Copy each line below that contains "color".

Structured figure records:
--

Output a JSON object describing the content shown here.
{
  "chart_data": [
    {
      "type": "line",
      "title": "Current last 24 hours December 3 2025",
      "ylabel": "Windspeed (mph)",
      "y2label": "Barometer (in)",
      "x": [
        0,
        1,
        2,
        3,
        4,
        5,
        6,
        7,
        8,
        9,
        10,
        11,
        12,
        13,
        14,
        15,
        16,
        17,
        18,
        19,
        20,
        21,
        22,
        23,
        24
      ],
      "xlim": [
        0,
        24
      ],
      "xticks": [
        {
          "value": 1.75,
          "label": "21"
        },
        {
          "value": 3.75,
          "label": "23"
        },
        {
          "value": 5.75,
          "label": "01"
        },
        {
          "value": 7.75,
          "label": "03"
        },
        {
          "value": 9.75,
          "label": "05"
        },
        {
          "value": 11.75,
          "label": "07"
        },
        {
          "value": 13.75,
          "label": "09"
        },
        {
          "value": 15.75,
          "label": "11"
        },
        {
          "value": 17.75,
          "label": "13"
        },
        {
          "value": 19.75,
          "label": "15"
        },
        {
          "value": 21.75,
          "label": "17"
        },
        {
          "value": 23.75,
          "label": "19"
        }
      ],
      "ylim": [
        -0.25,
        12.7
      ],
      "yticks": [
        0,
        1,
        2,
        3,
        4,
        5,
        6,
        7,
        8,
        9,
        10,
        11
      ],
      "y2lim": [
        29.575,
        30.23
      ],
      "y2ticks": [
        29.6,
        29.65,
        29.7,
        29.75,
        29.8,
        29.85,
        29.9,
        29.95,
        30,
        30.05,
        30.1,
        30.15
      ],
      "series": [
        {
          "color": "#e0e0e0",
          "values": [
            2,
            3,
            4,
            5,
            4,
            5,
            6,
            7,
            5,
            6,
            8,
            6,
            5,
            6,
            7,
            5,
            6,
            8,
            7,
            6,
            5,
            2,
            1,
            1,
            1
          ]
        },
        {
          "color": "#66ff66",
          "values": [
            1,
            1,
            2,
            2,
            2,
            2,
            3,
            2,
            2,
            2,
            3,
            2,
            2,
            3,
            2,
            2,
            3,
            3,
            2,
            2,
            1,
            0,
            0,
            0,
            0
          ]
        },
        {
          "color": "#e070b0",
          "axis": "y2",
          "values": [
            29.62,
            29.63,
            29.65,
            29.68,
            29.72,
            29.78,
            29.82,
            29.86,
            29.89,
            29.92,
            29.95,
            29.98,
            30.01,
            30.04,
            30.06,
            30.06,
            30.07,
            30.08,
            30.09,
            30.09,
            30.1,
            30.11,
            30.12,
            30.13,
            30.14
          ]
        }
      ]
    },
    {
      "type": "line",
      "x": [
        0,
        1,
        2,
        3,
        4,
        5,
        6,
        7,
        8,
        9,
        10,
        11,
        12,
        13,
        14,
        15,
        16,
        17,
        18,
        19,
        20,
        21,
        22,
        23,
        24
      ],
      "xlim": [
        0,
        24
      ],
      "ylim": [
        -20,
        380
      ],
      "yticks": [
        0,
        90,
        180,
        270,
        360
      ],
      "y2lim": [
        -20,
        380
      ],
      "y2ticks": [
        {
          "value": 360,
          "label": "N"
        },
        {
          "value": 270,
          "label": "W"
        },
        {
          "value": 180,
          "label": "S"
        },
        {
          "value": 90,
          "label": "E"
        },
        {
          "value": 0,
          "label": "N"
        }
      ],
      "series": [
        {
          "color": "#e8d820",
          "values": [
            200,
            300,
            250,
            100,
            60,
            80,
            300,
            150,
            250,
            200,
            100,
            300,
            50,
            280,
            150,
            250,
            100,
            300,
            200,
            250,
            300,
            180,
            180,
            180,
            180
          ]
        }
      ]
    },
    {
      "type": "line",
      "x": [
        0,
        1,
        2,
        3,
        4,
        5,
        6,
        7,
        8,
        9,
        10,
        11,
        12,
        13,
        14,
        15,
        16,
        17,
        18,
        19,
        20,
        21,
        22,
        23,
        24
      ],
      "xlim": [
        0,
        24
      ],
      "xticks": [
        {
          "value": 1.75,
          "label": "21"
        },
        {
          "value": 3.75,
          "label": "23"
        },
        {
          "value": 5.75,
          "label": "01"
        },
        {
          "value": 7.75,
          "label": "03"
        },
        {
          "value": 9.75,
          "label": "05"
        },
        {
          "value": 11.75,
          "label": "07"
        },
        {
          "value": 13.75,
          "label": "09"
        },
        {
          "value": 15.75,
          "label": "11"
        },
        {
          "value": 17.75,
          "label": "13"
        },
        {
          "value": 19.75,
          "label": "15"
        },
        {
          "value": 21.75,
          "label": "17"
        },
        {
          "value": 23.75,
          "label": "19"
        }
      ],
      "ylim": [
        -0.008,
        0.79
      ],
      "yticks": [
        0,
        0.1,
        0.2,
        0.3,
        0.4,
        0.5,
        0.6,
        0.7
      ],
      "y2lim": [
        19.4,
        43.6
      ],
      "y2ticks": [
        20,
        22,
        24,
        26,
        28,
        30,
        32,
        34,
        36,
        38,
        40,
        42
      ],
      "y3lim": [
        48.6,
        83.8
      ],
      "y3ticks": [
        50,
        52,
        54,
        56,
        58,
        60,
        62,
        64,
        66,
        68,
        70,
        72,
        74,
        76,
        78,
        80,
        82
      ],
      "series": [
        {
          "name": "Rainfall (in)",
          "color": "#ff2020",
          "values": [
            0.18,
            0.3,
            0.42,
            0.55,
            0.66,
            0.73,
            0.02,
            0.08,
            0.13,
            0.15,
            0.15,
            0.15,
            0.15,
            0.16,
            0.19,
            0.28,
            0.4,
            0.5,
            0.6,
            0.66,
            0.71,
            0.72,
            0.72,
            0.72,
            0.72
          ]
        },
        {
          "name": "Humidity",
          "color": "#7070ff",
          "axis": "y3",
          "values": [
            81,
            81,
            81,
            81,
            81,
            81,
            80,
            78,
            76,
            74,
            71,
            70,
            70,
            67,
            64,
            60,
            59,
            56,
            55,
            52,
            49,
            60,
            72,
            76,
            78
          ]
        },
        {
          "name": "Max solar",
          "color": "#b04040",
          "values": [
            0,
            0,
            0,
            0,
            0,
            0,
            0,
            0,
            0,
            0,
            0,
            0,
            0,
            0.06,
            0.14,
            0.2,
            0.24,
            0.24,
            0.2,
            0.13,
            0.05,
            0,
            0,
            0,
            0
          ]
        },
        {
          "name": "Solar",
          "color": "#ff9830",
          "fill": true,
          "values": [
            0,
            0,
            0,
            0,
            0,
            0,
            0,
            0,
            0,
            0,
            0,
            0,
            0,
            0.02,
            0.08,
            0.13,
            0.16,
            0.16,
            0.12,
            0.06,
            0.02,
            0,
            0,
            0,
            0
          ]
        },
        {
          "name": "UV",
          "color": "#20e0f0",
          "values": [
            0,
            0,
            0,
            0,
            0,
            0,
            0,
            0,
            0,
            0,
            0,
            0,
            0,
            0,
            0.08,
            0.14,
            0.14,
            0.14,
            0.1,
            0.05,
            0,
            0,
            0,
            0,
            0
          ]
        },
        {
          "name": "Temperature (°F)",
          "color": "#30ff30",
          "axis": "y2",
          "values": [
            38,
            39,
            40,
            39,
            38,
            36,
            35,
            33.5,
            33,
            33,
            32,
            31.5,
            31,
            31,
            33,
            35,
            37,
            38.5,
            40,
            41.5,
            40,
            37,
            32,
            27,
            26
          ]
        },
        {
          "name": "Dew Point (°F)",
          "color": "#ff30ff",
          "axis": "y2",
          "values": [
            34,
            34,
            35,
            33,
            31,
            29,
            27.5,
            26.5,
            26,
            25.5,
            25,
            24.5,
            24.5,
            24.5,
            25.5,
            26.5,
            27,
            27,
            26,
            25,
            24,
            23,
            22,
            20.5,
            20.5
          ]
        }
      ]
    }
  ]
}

--

=== Written answer ===
          "color": "#e0e0e0",
          "color": "#66ff66",
          "color": "#e070b0",
          "color": "#e8d820",
          "color": "#ff2020",
          "color": "#7070ff",
          "color": "#b04040",
          "color": "#ff9830",
          "color": "#20e0f0",
          "color": "#30ff30",
          "color": "#ff30ff",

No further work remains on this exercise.